§ What this task involves: Write out every line below that includes the word "Qubit".

Records that describe figures
········
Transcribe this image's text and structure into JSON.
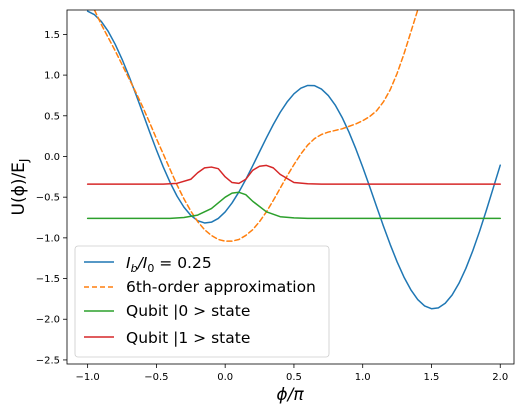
{
  "chart_data": {
    "type": "line",
    "xlabel": "ϕ/π",
    "ylabel": "U(ϕ)/E",
    "ylabel_subscript": "J",
    "xlim": [
      -1.15,
      2.1
    ],
    "ylim": [
      -2.55,
      1.8
    ],
    "x_ticks": [
      -1.0,
      -0.5,
      0.0,
      0.5,
      1.0,
      1.5,
      2.0
    ],
    "x_tick_labels": [
      "−1.0",
      "−0.5",
      "0.0",
      "0.5",
      "1.0",
      "1.5",
      "2.0"
    ],
    "y_ticks": [
      1.5,
      1.0,
      0.5,
      0.0,
      -0.5,
      -1.0,
      -1.5,
      -2.0,
      -2.5
    ],
    "y_tick_labels": [
      "1.5",
      "1.0",
      "0.5",
      "0.0",
      "−0.5",
      "−1.0",
      "−1.5",
      "−2.0",
      "−2.5"
    ],
    "legend_position": "lower-left",
    "series": [
      {
        "name": "I_b/I_0 = 0.25",
        "legend_parts": [
          "I",
          "b",
          "/I",
          "0",
          " = 0.25"
        ],
        "color": "#1f77b4",
        "dash": "solid",
        "x": [
          -1.0,
          -0.95,
          -0.9,
          -0.85,
          -0.8,
          -0.75,
          -0.7,
          -0.65,
          -0.6,
          -0.55,
          -0.5,
          -0.45,
          -0.4,
          -0.35,
          -0.3,
          -0.25,
          -0.2,
          -0.15,
          -0.1,
          -0.05,
          0.0,
          0.05,
          0.1,
          0.15,
          0.2,
          0.25,
          0.3,
          0.35,
          0.4,
          0.45,
          0.5,
          0.55,
          0.6,
          0.65,
          0.7,
          0.75,
          0.8,
          0.85,
          0.9,
          0.95,
          1.0,
          1.05,
          1.1,
          1.15,
          1.2,
          1.25,
          1.3,
          1.35,
          1.4,
          1.45,
          1.5,
          1.55,
          1.6,
          1.65,
          1.7,
          1.75,
          1.8,
          1.85,
          1.9,
          1.95,
          2.0
        ],
        "y": [
          1.785,
          1.742,
          1.658,
          1.536,
          1.38,
          1.196,
          0.99,
          0.768,
          0.537,
          0.306,
          0.081,
          -0.13,
          -0.321,
          -0.487,
          -0.622,
          -0.724,
          -0.789,
          -0.817,
          -0.807,
          -0.761,
          -0.681,
          -0.571,
          -0.436,
          -0.282,
          -0.115,
          0.058,
          0.229,
          0.393,
          0.542,
          0.669,
          0.77,
          0.839,
          0.873,
          0.87,
          0.829,
          0.749,
          0.632,
          0.481,
          0.3,
          0.094,
          -0.131,
          -0.368,
          -0.611,
          -0.852,
          -1.082,
          -1.294,
          -1.482,
          -1.638,
          -1.758,
          -1.836,
          -1.871,
          -1.86,
          -1.803,
          -1.702,
          -1.558,
          -1.376,
          -1.16,
          -0.918,
          -0.656,
          -0.382,
          -0.107
        ]
      },
      {
        "name": "6th-order approximation",
        "color": "#ff7f0e",
        "dash": "dashed",
        "x": [
          -0.95,
          -0.9,
          -0.85,
          -0.8,
          -0.75,
          -0.7,
          -0.65,
          -0.6,
          -0.55,
          -0.5,
          -0.45,
          -0.4,
          -0.35,
          -0.3,
          -0.25,
          -0.2,
          -0.15,
          -0.1,
          -0.05,
          0.0,
          0.05,
          0.1,
          0.15,
          0.2,
          0.25,
          0.3,
          0.35,
          0.4,
          0.45,
          0.5,
          0.55,
          0.6,
          0.65,
          0.7,
          0.75,
          0.8,
          0.85,
          0.9,
          0.95,
          1.0,
          1.05,
          1.1,
          1.15,
          1.2,
          1.25,
          1.3,
          1.35,
          1.4
        ],
        "y": [
          1.8,
          1.62,
          1.46,
          1.3,
          1.13,
          0.96,
          0.79,
          0.61,
          0.42,
          0.22,
          0.03,
          -0.16,
          -0.35,
          -0.52,
          -0.67,
          -0.8,
          -0.9,
          -0.97,
          -1.02,
          -1.04,
          -1.04,
          -1.02,
          -0.97,
          -0.9,
          -0.8,
          -0.68,
          -0.54,
          -0.39,
          -0.24,
          -0.1,
          0.03,
          0.14,
          0.22,
          0.27,
          0.3,
          0.32,
          0.34,
          0.37,
          0.4,
          0.44,
          0.49,
          0.56,
          0.67,
          0.82,
          1.02,
          1.26,
          1.53,
          1.8
        ]
      },
      {
        "name": "Qubit |0 > state",
        "color": "#2ca02c",
        "dash": "solid",
        "x": [
          -1.0,
          -0.4,
          -0.3,
          -0.2,
          -0.1,
          0.0,
          0.05,
          0.1,
          0.15,
          0.2,
          0.3,
          0.4,
          0.5,
          0.6,
          2.0
        ],
        "y": [
          -0.76,
          -0.76,
          -0.75,
          -0.72,
          -0.64,
          -0.5,
          -0.45,
          -0.44,
          -0.47,
          -0.55,
          -0.68,
          -0.74,
          -0.755,
          -0.76,
          -0.76
        ]
      },
      {
        "name": "Qubit |1 > state",
        "color": "#d62728",
        "dash": "solid",
        "x": [
          -1.0,
          -0.45,
          -0.35,
          -0.25,
          -0.2,
          -0.15,
          -0.1,
          -0.05,
          0.0,
          0.05,
          0.1,
          0.15,
          0.2,
          0.25,
          0.3,
          0.35,
          0.4,
          0.5,
          0.6,
          0.7,
          2.0
        ],
        "y": [
          -0.34,
          -0.34,
          -0.33,
          -0.28,
          -0.2,
          -0.14,
          -0.13,
          -0.15,
          -0.25,
          -0.32,
          -0.33,
          -0.28,
          -0.17,
          -0.12,
          -0.11,
          -0.14,
          -0.22,
          -0.32,
          -0.335,
          -0.34,
          -0.34
        ]
      }
    ]
  }
}
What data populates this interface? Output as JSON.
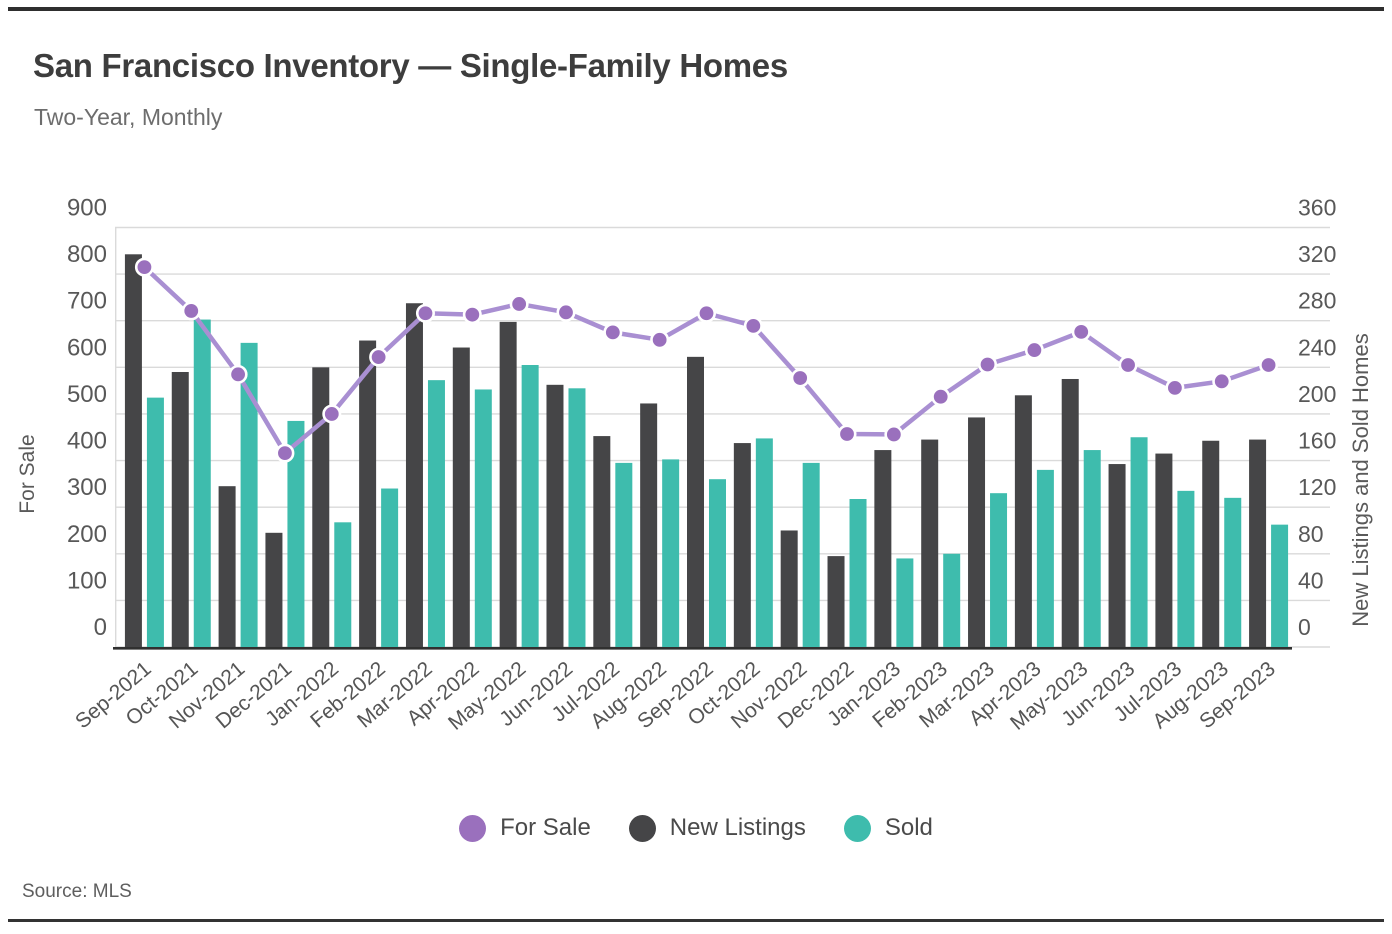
{
  "page": {
    "source": "Source: MLS"
  },
  "chart_data": {
    "type": "combo_bar_line",
    "title": "San Francisco Inventory — Single-Family Homes",
    "subtitle": "Two-Year, Monthly",
    "grid": true,
    "legend_position": "bottom",
    "categories": [
      "Sep-2021",
      "Oct-2021",
      "Nov-2021",
      "Dec-2021",
      "Jan-2022",
      "Feb-2022",
      "Mar-2022",
      "Apr-2022",
      "May-2022",
      "Jun-2022",
      "Jul-2022",
      "Aug-2022",
      "Sep-2022",
      "Oct-2022",
      "Nov-2022",
      "Dec-2022",
      "Jan-2023",
      "Feb-2023",
      "Mar-2023",
      "Apr-2023",
      "May-2023",
      "Jun-2023",
      "Jul-2023",
      "Aug-2023",
      "Sep-2023"
    ],
    "series": [
      {
        "name": "For Sale",
        "chart": "line",
        "axis": "left",
        "color": "#9a70bd",
        "line_color": "#a98fd2",
        "values": [
          815,
          721,
          585,
          416,
          500,
          622,
          716,
          713,
          736,
          718,
          675,
          659,
          716,
          689,
          577,
          457,
          456,
          537,
          606,
          637,
          676,
          605,
          556,
          570,
          605
        ]
      },
      {
        "name": "New Listings",
        "chart": "bar",
        "axis": "right",
        "color": "#454547",
        "values": [
          337,
          236,
          138,
          98,
          240,
          263,
          295,
          257,
          279,
          225,
          181,
          209,
          249,
          175,
          100,
          78,
          169,
          178,
          197,
          216,
          230,
          157,
          166,
          177,
          178
        ]
      },
      {
        "name": "Sold",
        "chart": "bar",
        "axis": "right",
        "color": "#3ebcad",
        "values": [
          214,
          281,
          261,
          194,
          107,
          136,
          229,
          221,
          242,
          222,
          158,
          161,
          144,
          179,
          158,
          127,
          76,
          80,
          132,
          152,
          169,
          180,
          134,
          128,
          105
        ]
      }
    ],
    "left_axis": {
      "label": "For Sale",
      "min": 0,
      "max": 900,
      "tick_step": 100
    },
    "right_axis": {
      "label": "New Listings and Sold Homes",
      "min": 0,
      "max": 360,
      "tick_step": 40
    }
  }
}
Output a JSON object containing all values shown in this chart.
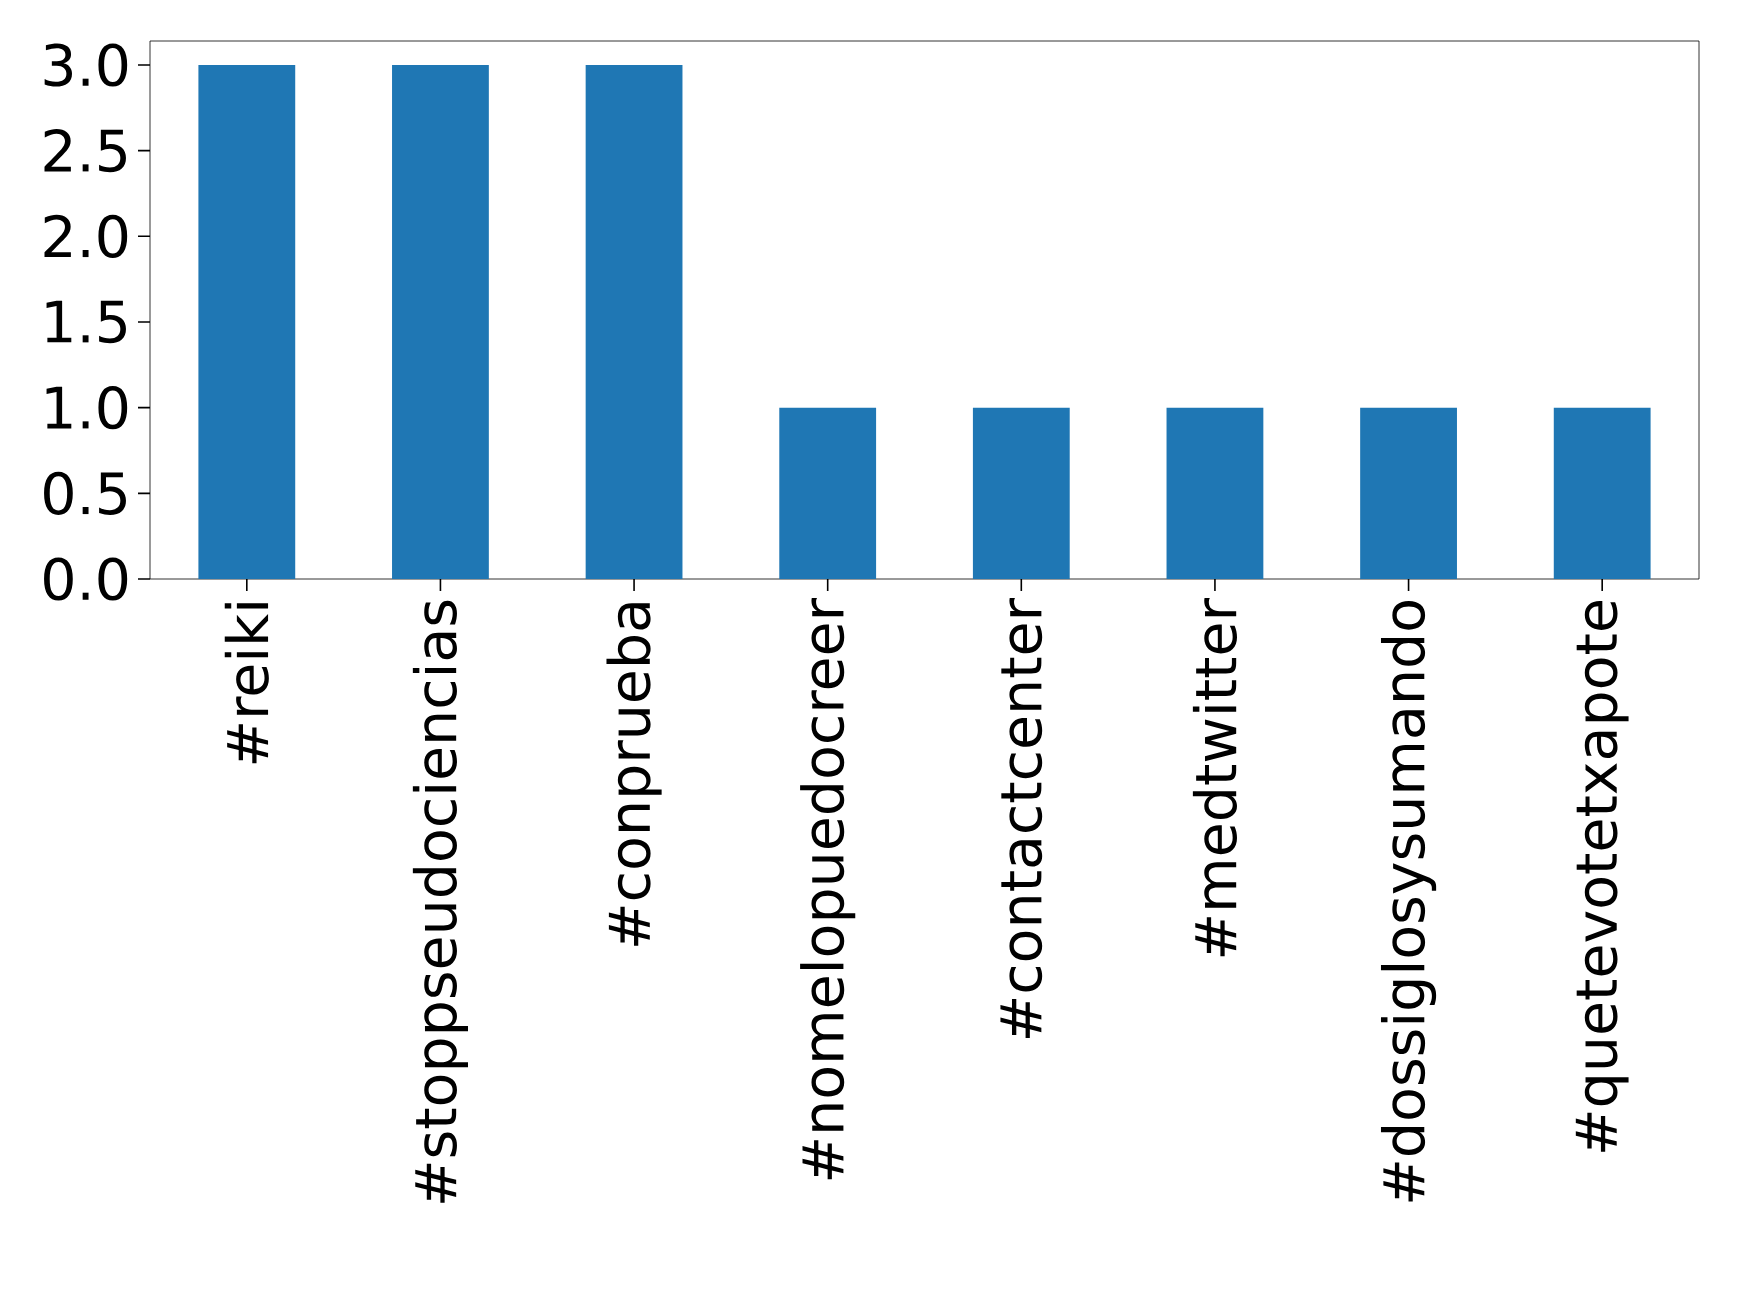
{
  "chart_data": {
    "type": "bar",
    "categories": [
      "#reiki",
      "#stoppseudociencias",
      "#conprueba",
      "#nomelopuedocreer",
      "#contactcenter",
      "#medtwitter",
      "#dossiglosysumando",
      "#quetevotetxapote"
    ],
    "values": [
      3,
      3,
      3,
      1,
      1,
      1,
      1,
      1
    ],
    "color": "#1f77b4",
    "ylim": [
      0,
      3.14
    ],
    "yticks": [
      {
        "value": 0,
        "label": "0.0"
      },
      {
        "value": 0.5,
        "label": "0.5"
      },
      {
        "value": 1,
        "label": "1.0"
      },
      {
        "value": 1.5,
        "label": "1.5"
      },
      {
        "value": 2,
        "label": "2.0"
      },
      {
        "value": 2.5,
        "label": "2.5"
      },
      {
        "value": 3,
        "label": "3.0"
      }
    ],
    "grid": false
  }
}
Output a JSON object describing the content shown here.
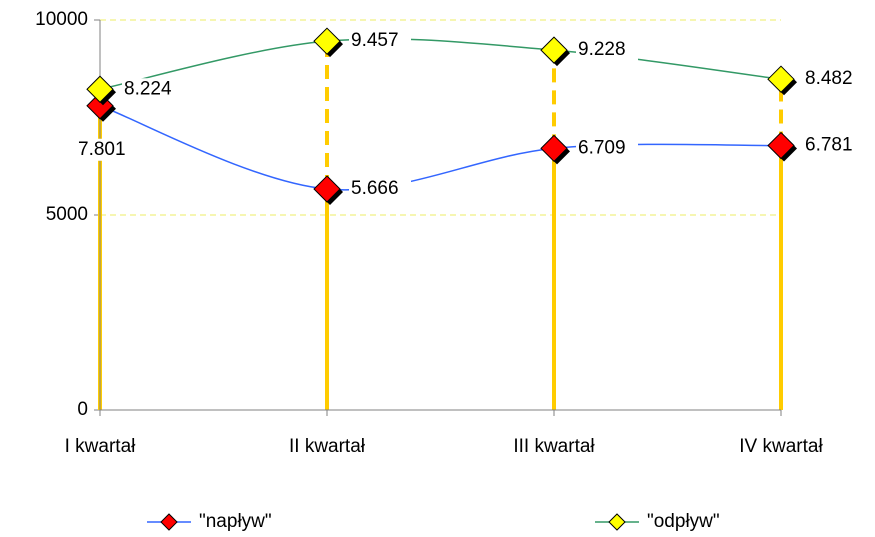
{
  "chart_data": {
    "type": "line",
    "categories": [
      "I kwartał",
      "II kwartał",
      "III kwartał",
      "IV kwartał"
    ],
    "series": [
      {
        "name": "\"napływ\"",
        "color": "#3366ff",
        "marker_color": "#ff0000",
        "values": [
          7801,
          5666,
          6709,
          6781
        ],
        "value_labels": [
          "7.801",
          "5.666",
          "6.709",
          "6.781"
        ]
      },
      {
        "name": "\"odpływ\"",
        "color": "#339966",
        "marker_color": "#ffff00",
        "values": [
          8224,
          9457,
          9228,
          8482
        ],
        "value_labels": [
          "8.224",
          "9.457",
          "9.228",
          "8.482"
        ]
      }
    ],
    "ylim": [
      0,
      10000
    ],
    "yticks": [
      0,
      5000,
      10000
    ],
    "grid": true,
    "drop_line_color": "#ffcc00",
    "legend": "bottom"
  }
}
········
§ Response for this exercise:
        "name": "Qubit |0 > state",
        "name": "Qubit |1 > state",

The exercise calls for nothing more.